■ To do
Only lines holding the word "INFORMATION" should be copied from the material.

Recorded data:
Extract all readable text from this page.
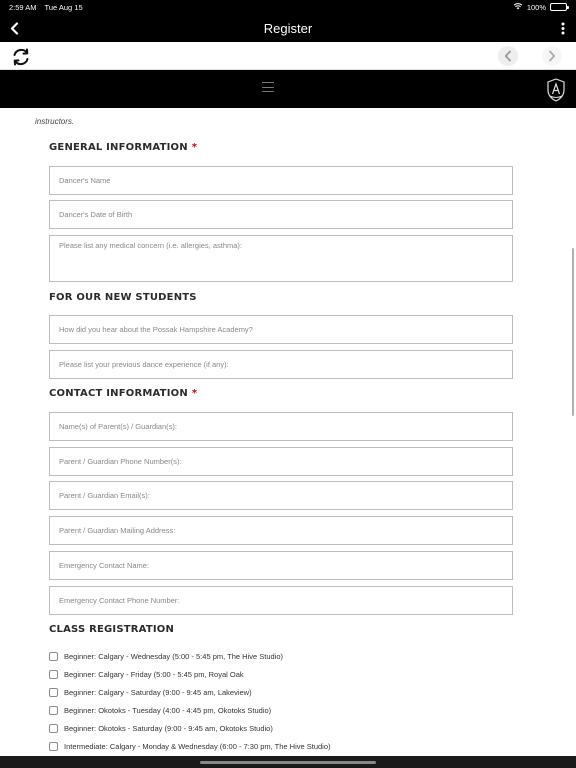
2:59 AM Tue Aug 15	100%
Register
instructors.
GENERAL INFORMATION *
Dancer's Name
Dancer's Date of Birth
Please list any medical concern (i.e. allergies, asthma):
FOR OUR NEW STUDENTS
How did you hear about the Possak Hampshire Academy?
Please list your previous dance experience (if any):
CONTACT INFORMATION *
Name(s) of Parent(s) / Guardian(s):
Parent / Guardian Phone Number(s):
Parent / Guardian Email(s):
Parent / Guardian Mailing Address:
Emergency Contact Name:
Emergency Contact Phone Number:
CLASS REGISTRATION
Beginner: Calgary - Wednesday (5:00 - 5:45 pm, The Hive Studio)
Beginner: Calgary - Friday (5:00 - 5:45 pm, Royal Oak
Beginner: Calgary - Saturday (9:00 - 9:45 am, Lakeview)
Beginner: Okotoks - Tuesday (4:00 - 4:45 pm, Okotoks Studio)
Beginner: Okotoks - Saturday (9:00 - 9:45 am, Okotoks Studio)
Intermediate: Calgary - Monday & Wednesday (6:00 - 7:30 pm, The Hive Studio)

■ Worked answer
GENERAL INFORMATION *
CONTACT INFORMATION *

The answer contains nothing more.